WHAT YOU NEED TO DO - Print the listing below in its entirety, character for character.

[Stored data entries]
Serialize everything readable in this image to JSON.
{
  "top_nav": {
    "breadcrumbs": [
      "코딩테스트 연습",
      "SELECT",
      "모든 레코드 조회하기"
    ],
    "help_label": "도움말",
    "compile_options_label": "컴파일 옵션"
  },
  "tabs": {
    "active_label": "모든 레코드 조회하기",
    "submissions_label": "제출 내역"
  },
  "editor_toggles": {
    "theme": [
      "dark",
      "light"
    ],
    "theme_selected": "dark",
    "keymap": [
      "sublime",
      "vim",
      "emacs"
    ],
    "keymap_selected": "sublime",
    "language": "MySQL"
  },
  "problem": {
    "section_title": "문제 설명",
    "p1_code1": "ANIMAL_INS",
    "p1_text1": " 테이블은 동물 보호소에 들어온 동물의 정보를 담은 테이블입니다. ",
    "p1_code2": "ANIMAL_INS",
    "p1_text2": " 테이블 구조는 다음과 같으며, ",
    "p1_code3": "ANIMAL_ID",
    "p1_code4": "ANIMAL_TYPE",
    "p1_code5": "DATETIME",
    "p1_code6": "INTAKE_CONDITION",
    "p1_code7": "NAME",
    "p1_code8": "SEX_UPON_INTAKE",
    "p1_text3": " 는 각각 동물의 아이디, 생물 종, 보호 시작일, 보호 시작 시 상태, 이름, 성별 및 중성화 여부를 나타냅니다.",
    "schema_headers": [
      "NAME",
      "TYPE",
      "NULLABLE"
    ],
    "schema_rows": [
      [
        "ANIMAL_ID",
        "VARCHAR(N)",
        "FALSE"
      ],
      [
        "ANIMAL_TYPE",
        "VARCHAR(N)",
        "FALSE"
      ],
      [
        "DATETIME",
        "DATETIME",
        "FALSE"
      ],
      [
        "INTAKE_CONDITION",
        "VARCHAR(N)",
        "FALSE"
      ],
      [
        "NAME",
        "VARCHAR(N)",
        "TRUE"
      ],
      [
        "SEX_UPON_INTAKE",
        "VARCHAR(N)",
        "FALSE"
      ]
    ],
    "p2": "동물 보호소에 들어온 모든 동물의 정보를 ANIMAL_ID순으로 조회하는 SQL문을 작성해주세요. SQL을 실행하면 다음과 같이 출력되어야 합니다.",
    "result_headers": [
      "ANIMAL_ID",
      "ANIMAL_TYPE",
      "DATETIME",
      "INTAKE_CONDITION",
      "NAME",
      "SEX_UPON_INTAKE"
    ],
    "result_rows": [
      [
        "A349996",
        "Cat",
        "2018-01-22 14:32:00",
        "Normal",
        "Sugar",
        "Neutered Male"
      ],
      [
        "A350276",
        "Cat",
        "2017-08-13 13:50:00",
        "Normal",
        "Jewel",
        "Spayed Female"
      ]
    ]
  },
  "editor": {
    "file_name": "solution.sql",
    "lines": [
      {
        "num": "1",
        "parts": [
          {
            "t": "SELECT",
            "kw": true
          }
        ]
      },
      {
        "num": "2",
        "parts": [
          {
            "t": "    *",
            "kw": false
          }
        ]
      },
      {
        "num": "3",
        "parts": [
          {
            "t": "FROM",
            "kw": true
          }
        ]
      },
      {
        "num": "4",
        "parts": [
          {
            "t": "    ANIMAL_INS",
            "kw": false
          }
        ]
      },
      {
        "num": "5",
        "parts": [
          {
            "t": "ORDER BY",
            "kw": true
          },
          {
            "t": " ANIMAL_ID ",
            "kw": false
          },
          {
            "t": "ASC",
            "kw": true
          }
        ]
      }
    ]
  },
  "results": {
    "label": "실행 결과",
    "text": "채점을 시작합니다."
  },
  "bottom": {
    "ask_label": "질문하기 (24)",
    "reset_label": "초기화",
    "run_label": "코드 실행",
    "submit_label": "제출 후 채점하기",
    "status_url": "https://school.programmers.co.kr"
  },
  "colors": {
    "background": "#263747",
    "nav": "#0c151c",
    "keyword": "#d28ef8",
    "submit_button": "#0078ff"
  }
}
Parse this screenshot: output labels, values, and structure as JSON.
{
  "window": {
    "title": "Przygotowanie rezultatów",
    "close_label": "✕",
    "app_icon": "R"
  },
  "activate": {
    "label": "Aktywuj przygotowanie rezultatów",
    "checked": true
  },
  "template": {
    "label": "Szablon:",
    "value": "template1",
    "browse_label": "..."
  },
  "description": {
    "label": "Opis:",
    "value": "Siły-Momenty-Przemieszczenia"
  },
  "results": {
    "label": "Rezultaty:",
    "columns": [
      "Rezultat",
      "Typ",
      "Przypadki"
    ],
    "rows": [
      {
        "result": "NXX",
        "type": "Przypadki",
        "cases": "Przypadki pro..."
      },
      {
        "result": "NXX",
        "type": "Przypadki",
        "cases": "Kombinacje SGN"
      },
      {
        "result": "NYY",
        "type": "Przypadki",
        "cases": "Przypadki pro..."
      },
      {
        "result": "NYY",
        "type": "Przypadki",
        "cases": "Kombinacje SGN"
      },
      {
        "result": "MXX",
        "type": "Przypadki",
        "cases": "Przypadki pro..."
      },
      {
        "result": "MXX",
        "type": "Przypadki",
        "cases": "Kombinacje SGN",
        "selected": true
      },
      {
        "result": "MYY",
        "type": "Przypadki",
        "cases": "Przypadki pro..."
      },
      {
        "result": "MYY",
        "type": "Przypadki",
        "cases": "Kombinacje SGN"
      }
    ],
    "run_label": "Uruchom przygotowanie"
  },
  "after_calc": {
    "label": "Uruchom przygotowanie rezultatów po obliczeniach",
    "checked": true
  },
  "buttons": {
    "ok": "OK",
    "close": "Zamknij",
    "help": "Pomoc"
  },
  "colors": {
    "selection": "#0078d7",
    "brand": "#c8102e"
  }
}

COMPLETED EXERCISE -
Serialize everything readable in this image to JSON.
{
  "top_nav": {
    "breadcrumbs": [
      "코딩테스트 연습",
      "SELECT",
      "모든 레코드 조회하기"
    ],
    "help_label": "도움말",
    "compile_options_label": "컴파일 옵션"
  },
  "tabs": {
    "active_label": "모든 레코드 조회하기",
    "submissions_label": "제출 내역"
  },
  "editor_toggles": {
    "theme": [
      "dark",
      "light"
    ],
    "theme_selected": "dark",
    "keymap": [
      "sublime",
      "vim",
      "emacs"
    ],
    "keymap_selected": "sublime",
    "language": "MySQL"
  },
  "problem": {
    "section_title": "문제 설명",
    "p1_code1": "ANIMAL_INS",
    "p1_text1": " 테이블은 동물 보호소에 들어온 동물의 정보를 담은 테이블입니다. ",
    "p1_code2": "ANIMAL_INS",
    "p1_text2": " 테이블 구조는 다음과 같으며, ",
    "p1_code3": "ANIMAL_ID",
    "p1_code4": "ANIMAL_TYPE",
    "p1_code5": "DATETIME",
    "p1_code6": "INTAKE_CONDITION",
    "p1_code7": "NAME",
    "p1_code8": "SEX_UPON_INTAKE",
    "p1_text3": " 는 각각 동물의 아이디, 생물 종, 보호 시작일, 보호 시작 시 상태, 이름, 성별 및 중성화 여부를 나타냅니다.",
    "schema_headers": [
      "NAME",
      "TYPE",
      "NULLABLE"
    ],
    "schema_rows": [
      [
        "ANIMAL_ID",
        "VARCHAR(N)",
        "FALSE"
      ],
      [
        "ANIMAL_TYPE",
        "VARCHAR(N)",
        "FALSE"
      ],
      [
        "DATETIME",
        "DATETIME",
        "FALSE"
      ],
      [
        "INTAKE_CONDITION",
        "VARCHAR(N)",
        "FALSE"
      ],
      [
        "NAME",
        "VARCHAR(N)",
        "TRUE"
      ],
      [
        "SEX_UPON_INTAKE",
        "VARCHAR(N)",
        "FALSE"
      ]
    ],
    "p2": "동물 보호소에 들어온 모든 동물의 정보를 ANIMAL_ID순으로 조회하는 SQL문을 작성해주세요. SQL을 실행하면 다음과 같이 출력되어야 합니다.",
    "result_headers": [
      "ANIMAL_ID",
      "ANIMAL_TYPE",
      "DATETIME",
      "INTAKE_CONDITION",
      "NAME",
      "SEX_UPON_INTAKE"
    ],
    "result_rows": [
      [
        "A349996",
        "Cat",
        "2018-01-22 14:32:00",
        "Normal",
        "Sugar",
        "Neutered Male"
      ],
      [
        "A350276",
        "Cat",
        "2017-08-13 13:50:00",
        "Normal",
        "Jewel",
        "Spayed Female"
      ]
    ]
  },
  "editor": {
    "file_name": "solution.sql",
    "lines": [
      {
        "num": "1",
        "parts": [
          {
            "t": "SELECT",
            "kw": true
          }
        ]
      },
      {
        "num": "2",
        "parts": [
          {
            "t": "    *",
            "kw": false
          }
        ]
      },
      {
        "num": "3",
        "parts": [
          {
            "t": "FROM",
            "kw": true
          }
        ]
      },
      {
        "num": "4",
        "parts": [
          {
            "t": "    ANIMAL_INS",
            "kw": false
          }
        ]
      },
      {
        "num": "5",
        "parts": [
          {
            "t": "ORDER BY",
            "kw": true
          },
          {
            "t": " ANIMAL_ID ",
            "kw": false
          },
          {
            "t": "ASC",
            "kw": true
          }
        ]
      }
    ]
  },
  "results": {
    "label": "실행 결과",
    "text": "채점을 시작합니다."
  },
  "bottom": {
    "ask_label": "질문하기 (24)",
    "reset_label": "초기화",
    "run_label": "코드 실행",
    "submit_label": "제출 후 채점하기",
    "status_url": "https://school.programmers.co.kr"
  },
  "colors": {
    "background": "#263747",
    "nav": "#0c151c",
    "keyword": "#d28ef8",
    "submit_button": "#0078ff"
  }
}
Parse this screenshot: output labels, values, and structure as JSON.
{
  "window": {
    "title": "Przygotowanie rezultatów",
    "close_label": "✕",
    "app_icon": "R"
  },
  "activate": {
    "label": "Aktywuj przygotowanie rezultatów",
    "checked": true
  },
  "template": {
    "label": "Szablon:",
    "value": "template1",
    "browse_label": "..."
  },
  "description": {
    "label": "Opis:",
    "value": "Siły-Momenty-Przemieszczenia"
  },
  "results": {
    "label": "Rezultaty:",
    "columns": [
      "Rezultat",
      "Typ",
      "Przypadki"
    ],
    "rows": [
      {
        "result": "NXX",
        "type": "Przypadki",
        "cases": "Przypadki pro..."
      },
      {
        "result": "NXX",
        "type": "Przypadki",
        "cases": "Kombinacje SGN"
      },
      {
        "result": "NYY",
        "type": "Przypadki",
        "cases": "Przypadki pro..."
      },
      {
        "result": "NYY",
        "type": "Przypadki",
        "cases": "Kombinacje SGN"
      },
      {
        "result": "MXX",
        "type": "Przypadki",
        "cases": "Przypadki pro..."
      },
      {
        "result": "MXX",
        "type": "Przypadki",
        "cases": "Kombinacje SGN",
        "selected": true
      },
      {
        "result": "MYY",
        "type": "Przypadki",
        "cases": "Przypadki pro..."
      },
      {
        "result": "MYY",
        "type": "Przypadki",
        "cases": "Kombinacje SGN"
      }
    ],
    "run_label": "Uruchom przygotowanie"
  },
  "after_calc": {
    "label": "Uruchom przygotowanie rezultatów po obliczeniach",
    "checked": true
  },
  "buttons": {
    "ok": "OK",
    "close": "Zamknij",
    "help": "Pomoc"
  },
  "colors": {
    "selection": "#0078d7",
    "brand": "#c8102e"
  }
}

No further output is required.